## Given request
Reproduce all lines of the listing below in which the word "color" occurs.

## Recorded data
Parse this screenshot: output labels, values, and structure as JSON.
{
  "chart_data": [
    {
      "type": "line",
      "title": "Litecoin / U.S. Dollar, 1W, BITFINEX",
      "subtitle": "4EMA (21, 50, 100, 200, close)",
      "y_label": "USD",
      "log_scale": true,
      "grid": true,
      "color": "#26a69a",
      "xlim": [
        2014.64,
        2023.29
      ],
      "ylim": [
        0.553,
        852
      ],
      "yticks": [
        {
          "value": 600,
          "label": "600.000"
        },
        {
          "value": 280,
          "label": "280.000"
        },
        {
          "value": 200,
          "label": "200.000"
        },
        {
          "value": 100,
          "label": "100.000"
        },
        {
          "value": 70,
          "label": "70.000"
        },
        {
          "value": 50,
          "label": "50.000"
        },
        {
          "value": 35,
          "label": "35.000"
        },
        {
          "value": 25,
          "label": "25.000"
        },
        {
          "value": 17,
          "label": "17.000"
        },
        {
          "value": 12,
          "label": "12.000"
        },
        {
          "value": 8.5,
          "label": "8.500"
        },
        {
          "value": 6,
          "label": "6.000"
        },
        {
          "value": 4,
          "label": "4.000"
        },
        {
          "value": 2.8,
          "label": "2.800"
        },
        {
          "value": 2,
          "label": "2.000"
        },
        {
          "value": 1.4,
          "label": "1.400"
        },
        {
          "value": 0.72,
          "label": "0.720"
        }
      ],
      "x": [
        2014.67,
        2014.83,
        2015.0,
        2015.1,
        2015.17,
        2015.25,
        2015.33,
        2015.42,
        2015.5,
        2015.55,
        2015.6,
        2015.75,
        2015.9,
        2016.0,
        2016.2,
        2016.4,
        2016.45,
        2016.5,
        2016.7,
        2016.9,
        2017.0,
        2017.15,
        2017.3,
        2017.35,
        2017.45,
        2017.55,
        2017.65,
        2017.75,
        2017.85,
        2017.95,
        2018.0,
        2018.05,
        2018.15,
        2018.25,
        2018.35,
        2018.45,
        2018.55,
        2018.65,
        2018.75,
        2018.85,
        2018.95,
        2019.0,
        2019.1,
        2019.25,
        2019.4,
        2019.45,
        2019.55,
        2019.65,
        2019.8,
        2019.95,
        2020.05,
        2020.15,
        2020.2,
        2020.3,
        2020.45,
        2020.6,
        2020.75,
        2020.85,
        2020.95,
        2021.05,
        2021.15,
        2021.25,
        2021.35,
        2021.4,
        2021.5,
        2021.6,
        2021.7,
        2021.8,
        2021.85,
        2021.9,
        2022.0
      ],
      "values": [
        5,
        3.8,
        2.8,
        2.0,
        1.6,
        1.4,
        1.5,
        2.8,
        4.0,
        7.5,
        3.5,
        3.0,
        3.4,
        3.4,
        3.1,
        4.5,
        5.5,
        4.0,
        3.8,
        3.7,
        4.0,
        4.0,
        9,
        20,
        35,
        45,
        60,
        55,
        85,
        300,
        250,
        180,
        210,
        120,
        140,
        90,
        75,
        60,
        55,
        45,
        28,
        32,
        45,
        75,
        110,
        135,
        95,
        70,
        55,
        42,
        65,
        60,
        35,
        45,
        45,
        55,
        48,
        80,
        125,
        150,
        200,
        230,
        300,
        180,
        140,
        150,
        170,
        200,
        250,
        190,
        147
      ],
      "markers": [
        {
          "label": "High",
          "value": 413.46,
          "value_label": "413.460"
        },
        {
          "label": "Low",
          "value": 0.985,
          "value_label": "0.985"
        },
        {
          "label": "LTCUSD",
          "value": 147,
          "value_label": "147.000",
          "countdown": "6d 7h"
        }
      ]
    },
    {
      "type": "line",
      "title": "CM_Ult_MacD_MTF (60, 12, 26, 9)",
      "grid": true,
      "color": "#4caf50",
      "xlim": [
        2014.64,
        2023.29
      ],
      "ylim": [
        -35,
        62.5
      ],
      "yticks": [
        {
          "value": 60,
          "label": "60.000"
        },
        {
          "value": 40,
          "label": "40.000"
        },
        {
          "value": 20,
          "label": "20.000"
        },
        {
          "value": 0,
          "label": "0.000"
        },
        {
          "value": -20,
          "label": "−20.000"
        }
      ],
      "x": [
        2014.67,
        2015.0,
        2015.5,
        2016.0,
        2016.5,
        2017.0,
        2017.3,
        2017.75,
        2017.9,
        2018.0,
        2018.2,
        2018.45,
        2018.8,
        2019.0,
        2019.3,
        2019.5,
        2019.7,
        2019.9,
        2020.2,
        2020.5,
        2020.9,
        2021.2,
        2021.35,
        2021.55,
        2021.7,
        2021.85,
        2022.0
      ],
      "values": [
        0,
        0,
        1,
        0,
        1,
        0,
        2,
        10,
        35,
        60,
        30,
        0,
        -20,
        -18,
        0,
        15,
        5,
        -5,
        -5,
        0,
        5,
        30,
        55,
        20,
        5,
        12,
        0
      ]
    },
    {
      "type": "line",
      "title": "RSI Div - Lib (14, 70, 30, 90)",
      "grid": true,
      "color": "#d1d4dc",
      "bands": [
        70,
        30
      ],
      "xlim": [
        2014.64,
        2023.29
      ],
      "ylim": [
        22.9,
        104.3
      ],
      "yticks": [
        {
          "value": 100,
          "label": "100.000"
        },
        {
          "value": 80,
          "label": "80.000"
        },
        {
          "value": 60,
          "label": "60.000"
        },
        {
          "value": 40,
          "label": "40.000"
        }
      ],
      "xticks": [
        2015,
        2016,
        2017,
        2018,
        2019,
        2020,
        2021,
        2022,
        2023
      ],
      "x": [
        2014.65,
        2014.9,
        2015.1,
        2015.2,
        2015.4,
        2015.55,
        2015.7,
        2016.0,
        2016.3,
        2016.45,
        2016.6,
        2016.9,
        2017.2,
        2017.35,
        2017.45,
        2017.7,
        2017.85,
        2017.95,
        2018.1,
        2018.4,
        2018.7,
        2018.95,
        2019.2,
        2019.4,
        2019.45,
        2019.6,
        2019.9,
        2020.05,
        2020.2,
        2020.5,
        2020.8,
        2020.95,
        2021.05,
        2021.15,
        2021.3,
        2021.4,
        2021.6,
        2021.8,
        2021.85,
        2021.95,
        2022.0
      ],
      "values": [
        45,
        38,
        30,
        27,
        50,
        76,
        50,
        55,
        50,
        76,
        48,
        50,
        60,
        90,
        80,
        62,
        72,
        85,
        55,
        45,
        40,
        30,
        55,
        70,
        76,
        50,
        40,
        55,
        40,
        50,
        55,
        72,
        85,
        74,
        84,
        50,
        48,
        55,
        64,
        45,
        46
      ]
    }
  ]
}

## Task solution
      "color": "#26a69a",
      "color": "#4caf50",
      "color": "#d1d4dc",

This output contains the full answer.